-------- TASK MATERIAL

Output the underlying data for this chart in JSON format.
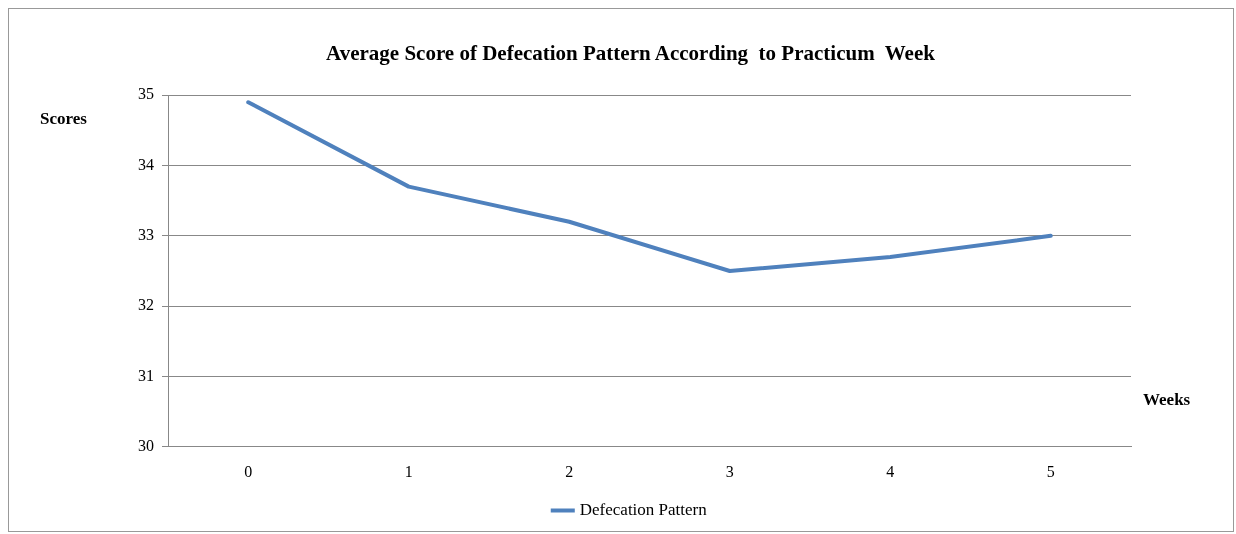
{
  "chart_data": {
    "type": "line",
    "title": "Average Score of Defecation Pattern According  to Practicum  Week",
    "xlabel": "Weeks",
    "ylabel": "Scores",
    "categories": [
      "0",
      "1",
      "2",
      "3",
      "4",
      "5"
    ],
    "series": [
      {
        "name": "Defecation Pattern",
        "color": "#4f81bd",
        "values": [
          34.9,
          33.7,
          33.2,
          32.5,
          32.7,
          33.0
        ]
      }
    ],
    "ylim": [
      30,
      35
    ],
    "yticks": [
      30,
      31,
      32,
      33,
      34,
      35
    ],
    "grid": "y",
    "legend": "bottom",
    "marker": "none",
    "line_style": "solid"
  }
}
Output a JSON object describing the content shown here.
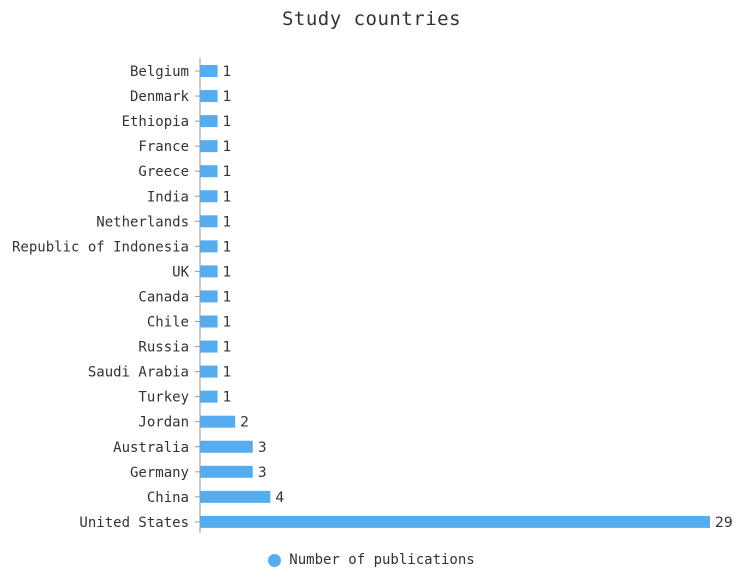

----------------

OBJECTIVE: Repeat all of the records verbatim, leaving out the pictures.

COMPLETE ANSWER:
Output the underlying data for this chart in JSON format.
{
  "chart_data": {
    "type": "line",
    "title": "Average Score of Defecation Pattern According  to Practicum  Week",
    "xlabel": "Weeks",
    "ylabel": "Scores",
    "categories": [
      "0",
      "1",
      "2",
      "3",
      "4",
      "5"
    ],
    "series": [
      {
        "name": "Defecation Pattern",
        "color": "#4f81bd",
        "values": [
          34.9,
          33.7,
          33.2,
          32.5,
          32.7,
          33.0
        ]
      }
    ],
    "ylim": [
      30,
      35
    ],
    "yticks": [
      30,
      31,
      32,
      33,
      34,
      35
    ],
    "grid": "y",
    "legend": "bottom",
    "marker": "none",
    "line_style": "solid"
  }
}
Output a JSON object describing the content shown here.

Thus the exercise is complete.